Work instructions: A single number is the answer here: how many lines of the entries contain "this"?

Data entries
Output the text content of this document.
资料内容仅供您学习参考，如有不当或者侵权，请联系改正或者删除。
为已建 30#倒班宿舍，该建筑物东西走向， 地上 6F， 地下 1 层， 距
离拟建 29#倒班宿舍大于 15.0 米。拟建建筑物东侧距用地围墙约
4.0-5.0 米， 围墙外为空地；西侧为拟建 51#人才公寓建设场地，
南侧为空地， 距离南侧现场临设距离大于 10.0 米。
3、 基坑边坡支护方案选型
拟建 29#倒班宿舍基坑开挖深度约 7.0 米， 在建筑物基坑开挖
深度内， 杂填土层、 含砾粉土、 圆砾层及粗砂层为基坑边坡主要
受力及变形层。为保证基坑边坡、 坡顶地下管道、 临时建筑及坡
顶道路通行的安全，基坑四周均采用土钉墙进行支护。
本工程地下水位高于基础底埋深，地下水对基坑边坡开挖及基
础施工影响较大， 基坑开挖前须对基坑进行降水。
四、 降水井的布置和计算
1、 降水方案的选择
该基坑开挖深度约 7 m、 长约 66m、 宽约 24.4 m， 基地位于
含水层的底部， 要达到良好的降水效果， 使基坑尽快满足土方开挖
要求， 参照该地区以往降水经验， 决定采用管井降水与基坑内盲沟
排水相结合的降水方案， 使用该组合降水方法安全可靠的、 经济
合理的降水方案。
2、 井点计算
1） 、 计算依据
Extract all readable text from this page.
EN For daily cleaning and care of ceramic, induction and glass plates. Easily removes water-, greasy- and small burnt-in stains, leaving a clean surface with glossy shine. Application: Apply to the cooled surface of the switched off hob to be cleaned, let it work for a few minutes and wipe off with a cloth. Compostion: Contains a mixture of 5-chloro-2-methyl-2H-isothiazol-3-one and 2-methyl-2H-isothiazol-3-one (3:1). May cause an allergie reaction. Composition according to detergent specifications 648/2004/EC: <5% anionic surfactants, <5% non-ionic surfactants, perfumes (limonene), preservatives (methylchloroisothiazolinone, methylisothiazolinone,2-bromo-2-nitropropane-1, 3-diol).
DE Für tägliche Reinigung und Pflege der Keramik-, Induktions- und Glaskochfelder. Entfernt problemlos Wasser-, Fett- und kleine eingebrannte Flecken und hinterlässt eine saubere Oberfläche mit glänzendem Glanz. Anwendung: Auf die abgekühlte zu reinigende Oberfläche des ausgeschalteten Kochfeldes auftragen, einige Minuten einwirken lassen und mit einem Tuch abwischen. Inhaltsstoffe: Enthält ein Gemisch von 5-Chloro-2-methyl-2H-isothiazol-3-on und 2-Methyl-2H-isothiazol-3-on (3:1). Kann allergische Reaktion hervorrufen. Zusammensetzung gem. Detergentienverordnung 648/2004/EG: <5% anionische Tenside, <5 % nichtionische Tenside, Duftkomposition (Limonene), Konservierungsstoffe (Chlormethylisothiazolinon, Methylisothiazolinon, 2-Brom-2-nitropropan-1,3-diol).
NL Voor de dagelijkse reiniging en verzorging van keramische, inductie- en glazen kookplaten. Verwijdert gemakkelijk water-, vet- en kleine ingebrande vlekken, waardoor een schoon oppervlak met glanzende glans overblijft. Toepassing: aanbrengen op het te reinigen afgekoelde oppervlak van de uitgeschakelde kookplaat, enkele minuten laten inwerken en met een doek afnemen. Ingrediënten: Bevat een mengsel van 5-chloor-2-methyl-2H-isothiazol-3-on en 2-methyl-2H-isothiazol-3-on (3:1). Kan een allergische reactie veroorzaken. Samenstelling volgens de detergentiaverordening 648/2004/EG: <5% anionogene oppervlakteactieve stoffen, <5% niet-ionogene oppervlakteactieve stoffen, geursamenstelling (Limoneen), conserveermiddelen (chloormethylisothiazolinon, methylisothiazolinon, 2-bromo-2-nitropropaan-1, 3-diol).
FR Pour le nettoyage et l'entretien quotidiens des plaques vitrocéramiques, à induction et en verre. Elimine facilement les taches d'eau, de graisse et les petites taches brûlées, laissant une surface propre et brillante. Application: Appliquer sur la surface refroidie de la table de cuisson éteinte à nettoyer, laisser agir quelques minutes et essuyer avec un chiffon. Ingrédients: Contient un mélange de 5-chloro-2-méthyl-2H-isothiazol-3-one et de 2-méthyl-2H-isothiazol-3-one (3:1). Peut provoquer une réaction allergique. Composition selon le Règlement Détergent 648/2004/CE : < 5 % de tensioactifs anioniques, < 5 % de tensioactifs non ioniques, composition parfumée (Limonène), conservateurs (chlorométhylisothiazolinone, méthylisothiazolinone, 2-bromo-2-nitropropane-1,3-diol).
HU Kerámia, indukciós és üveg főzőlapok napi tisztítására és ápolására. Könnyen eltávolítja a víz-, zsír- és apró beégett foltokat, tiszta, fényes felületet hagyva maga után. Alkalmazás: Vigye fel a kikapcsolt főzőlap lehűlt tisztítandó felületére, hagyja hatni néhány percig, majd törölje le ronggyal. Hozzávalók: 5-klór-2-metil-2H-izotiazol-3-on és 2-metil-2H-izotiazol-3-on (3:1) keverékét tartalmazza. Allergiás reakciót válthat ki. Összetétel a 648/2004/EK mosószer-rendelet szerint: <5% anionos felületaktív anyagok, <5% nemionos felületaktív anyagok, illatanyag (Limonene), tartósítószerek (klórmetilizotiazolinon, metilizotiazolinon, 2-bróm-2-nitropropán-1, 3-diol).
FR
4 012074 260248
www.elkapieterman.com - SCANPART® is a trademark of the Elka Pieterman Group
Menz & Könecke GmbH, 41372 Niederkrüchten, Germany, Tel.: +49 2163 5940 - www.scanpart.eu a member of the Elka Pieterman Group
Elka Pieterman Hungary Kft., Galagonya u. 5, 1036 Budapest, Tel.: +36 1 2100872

Expected answer: 2